* BEGIN GIVEN DATA *

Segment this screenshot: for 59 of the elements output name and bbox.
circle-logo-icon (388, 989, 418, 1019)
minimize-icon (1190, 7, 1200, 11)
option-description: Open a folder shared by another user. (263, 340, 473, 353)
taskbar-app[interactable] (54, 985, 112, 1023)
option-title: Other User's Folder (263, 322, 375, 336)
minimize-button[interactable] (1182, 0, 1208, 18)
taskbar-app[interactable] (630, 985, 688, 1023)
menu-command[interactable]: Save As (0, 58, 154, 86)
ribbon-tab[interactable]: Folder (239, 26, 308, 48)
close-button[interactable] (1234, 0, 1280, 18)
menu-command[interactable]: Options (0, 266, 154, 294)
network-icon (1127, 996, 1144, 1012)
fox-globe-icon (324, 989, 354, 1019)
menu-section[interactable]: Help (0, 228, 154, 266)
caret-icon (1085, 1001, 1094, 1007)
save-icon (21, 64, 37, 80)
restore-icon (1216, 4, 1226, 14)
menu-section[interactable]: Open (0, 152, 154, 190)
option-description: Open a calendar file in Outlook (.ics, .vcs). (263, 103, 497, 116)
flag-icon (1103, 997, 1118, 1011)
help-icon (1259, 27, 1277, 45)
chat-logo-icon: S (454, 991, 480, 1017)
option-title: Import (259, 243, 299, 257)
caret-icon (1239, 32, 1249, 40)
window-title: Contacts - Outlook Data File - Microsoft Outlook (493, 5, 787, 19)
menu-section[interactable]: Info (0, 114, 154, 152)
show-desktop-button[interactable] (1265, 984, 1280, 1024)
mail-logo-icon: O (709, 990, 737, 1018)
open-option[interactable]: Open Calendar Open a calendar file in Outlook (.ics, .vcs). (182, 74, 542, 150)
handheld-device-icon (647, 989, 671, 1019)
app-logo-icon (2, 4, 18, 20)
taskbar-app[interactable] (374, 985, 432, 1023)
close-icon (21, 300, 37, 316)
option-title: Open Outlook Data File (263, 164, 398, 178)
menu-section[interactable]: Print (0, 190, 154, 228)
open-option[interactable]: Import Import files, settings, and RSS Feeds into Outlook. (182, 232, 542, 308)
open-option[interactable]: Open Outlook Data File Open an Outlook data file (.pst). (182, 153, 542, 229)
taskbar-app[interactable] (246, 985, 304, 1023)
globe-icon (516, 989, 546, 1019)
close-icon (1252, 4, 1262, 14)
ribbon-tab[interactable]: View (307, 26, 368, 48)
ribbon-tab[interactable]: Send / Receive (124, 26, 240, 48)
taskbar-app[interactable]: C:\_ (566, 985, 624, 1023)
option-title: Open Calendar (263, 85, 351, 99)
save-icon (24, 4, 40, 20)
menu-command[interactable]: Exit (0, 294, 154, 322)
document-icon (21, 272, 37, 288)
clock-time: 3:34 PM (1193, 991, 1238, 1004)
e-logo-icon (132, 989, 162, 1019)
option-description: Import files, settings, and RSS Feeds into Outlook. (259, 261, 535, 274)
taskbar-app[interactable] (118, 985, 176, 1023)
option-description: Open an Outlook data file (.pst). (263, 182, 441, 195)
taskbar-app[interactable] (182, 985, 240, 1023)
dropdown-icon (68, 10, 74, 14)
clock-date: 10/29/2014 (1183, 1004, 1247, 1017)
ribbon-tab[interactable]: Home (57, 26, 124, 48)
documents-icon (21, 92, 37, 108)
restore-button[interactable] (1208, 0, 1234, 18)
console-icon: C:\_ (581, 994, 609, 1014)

* END GIVEN DATA *
* BEGIN GIVEN DATA *

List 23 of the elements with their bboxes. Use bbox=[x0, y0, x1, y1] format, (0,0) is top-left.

* END GIVEN DATA *

WHAT THE EXERCISE ASKS
Copy the data verbatim from the line containing "Segment this screenshot: for" through the line containing "ribbon-tab[interactable]: Folder (239, 26, 308, 48)", with both of those lines included.

SOLVED EXERCISE
Segment this screenshot: for 59 of the elements output name and bbox.
circle-logo-icon (388, 989, 418, 1019)
minimize-icon (1190, 7, 1200, 11)
option-description: Open a folder shared by another user. (263, 340, 473, 353)
taskbar-app[interactable] (54, 985, 112, 1023)
option-title: Other User's Folder (263, 322, 375, 336)
minimize-button[interactable] (1182, 0, 1208, 18)
taskbar-app[interactable] (630, 985, 688, 1023)
menu-command[interactable]: Save As (0, 58, 154, 86)
ribbon-tab[interactable]: Folder (239, 26, 308, 48)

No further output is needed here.